Written task — Each line that holds the word "with" counts once. Give the total number of such lines and nothing else.

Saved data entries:
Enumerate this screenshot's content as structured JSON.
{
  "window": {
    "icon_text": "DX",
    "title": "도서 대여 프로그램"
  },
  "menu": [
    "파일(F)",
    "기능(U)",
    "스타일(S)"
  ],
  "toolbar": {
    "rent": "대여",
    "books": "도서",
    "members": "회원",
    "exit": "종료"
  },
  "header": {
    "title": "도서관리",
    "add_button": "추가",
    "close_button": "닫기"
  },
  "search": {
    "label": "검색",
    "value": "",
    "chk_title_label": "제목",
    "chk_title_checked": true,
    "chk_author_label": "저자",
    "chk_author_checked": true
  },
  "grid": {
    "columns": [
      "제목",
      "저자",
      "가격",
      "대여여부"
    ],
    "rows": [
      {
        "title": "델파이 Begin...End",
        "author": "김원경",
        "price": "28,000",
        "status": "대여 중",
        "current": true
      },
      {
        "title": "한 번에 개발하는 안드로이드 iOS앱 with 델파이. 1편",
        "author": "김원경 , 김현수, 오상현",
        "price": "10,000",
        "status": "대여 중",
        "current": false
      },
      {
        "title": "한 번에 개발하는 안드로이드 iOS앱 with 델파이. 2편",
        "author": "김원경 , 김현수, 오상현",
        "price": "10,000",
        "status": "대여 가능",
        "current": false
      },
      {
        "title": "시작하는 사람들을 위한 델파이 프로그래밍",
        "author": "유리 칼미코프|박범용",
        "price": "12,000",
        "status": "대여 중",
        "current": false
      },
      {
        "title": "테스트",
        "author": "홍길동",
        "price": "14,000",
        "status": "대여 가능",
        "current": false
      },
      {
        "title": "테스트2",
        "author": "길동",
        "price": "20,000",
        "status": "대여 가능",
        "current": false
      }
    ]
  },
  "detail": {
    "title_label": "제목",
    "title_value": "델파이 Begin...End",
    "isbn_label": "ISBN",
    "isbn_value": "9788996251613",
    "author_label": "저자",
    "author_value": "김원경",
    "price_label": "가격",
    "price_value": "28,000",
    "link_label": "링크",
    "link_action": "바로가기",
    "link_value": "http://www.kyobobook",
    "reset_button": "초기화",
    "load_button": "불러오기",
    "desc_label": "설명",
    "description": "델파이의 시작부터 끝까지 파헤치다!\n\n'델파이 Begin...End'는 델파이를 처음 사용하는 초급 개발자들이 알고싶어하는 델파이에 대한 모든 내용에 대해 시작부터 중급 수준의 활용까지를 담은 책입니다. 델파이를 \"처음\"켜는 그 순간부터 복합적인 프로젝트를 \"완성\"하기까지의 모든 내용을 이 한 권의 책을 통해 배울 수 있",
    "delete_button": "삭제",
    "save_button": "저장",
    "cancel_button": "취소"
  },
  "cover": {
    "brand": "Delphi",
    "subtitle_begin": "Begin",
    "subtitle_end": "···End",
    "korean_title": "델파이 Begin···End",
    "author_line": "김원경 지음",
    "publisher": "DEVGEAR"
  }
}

Solution to this exercise — 2